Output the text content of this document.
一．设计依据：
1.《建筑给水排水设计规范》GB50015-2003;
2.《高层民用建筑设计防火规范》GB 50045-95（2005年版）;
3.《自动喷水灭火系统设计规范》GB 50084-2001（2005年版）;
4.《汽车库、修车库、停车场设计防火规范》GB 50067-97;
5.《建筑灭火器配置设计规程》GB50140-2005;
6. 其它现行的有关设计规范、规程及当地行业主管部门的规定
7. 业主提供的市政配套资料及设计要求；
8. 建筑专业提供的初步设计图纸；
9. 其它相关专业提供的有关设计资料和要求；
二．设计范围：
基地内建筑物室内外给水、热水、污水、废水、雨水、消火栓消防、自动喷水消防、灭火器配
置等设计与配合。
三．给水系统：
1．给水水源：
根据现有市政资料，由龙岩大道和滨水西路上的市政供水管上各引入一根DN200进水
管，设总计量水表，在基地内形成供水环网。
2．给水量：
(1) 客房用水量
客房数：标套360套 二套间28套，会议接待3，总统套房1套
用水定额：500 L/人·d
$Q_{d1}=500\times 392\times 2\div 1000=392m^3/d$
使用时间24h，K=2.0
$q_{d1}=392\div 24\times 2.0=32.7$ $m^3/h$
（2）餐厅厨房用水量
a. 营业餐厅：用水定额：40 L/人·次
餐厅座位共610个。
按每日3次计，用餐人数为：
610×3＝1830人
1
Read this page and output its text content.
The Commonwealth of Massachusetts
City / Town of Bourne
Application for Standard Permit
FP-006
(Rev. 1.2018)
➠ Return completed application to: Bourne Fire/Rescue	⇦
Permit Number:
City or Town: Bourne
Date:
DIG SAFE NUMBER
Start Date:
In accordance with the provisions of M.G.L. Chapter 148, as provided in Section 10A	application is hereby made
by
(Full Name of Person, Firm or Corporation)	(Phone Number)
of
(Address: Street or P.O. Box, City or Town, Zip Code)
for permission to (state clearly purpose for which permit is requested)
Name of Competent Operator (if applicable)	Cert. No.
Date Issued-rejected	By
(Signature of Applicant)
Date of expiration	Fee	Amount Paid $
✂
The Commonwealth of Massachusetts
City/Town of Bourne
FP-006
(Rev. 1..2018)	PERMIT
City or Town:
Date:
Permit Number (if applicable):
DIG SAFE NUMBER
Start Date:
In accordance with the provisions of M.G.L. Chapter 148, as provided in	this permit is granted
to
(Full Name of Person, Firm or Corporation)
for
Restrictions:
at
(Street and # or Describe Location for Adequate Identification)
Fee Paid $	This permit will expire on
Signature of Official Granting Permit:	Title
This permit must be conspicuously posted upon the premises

-- WHAT IS BEING ASKED --
Reproduce exactly the lines from the one with "Read this page and output its text content." through the end of the entries above, both ends included.

-- TASK RESULT --
Read this page and output its text content.
The Commonwealth of Massachusetts
City / Town of Bourne
Application for Standard Permit
FP-006
(Rev. 1.2018)
➠ Return completed application to: Bourne Fire/Rescue	⇦
Permit Number:
City or Town: Bourne
Date:
DIG SAFE NUMBER
Start Date:
In accordance with the provisions of M.G.L. Chapter 148, as provided in Section 10A	application is hereby made
by
(Full Name of Person, Firm or Corporation)	(Phone Number)
of
(Address: Street or P.O. Box, City or Town, Zip Code)
for permission to (state clearly purpose for which permit is requested)
Name of Competent Operator (if applicable)	Cert. No.
Date Issued-rejected	By
(Signature of Applicant)
Date of expiration	Fee	Amount Paid $
✂
The Commonwealth of Massachusetts
City/Town of Bourne
FP-006
(Rev. 1..2018)	PERMIT
City or Town:
Date:
Permit Number (if applicable):
DIG SAFE NUMBER
Start Date:
In accordance with the provisions of M.G.L. Chapter 148, as provided in	this permit is granted
to
(Full Name of Person, Firm or Corporation)
for
Restrictions:
at
(Street and # or Describe Location for Adequate Identification)
Fee Paid $	This permit will expire on
Signature of Official Granting Permit:	Title
This permit must be conspicuously posted upon the premises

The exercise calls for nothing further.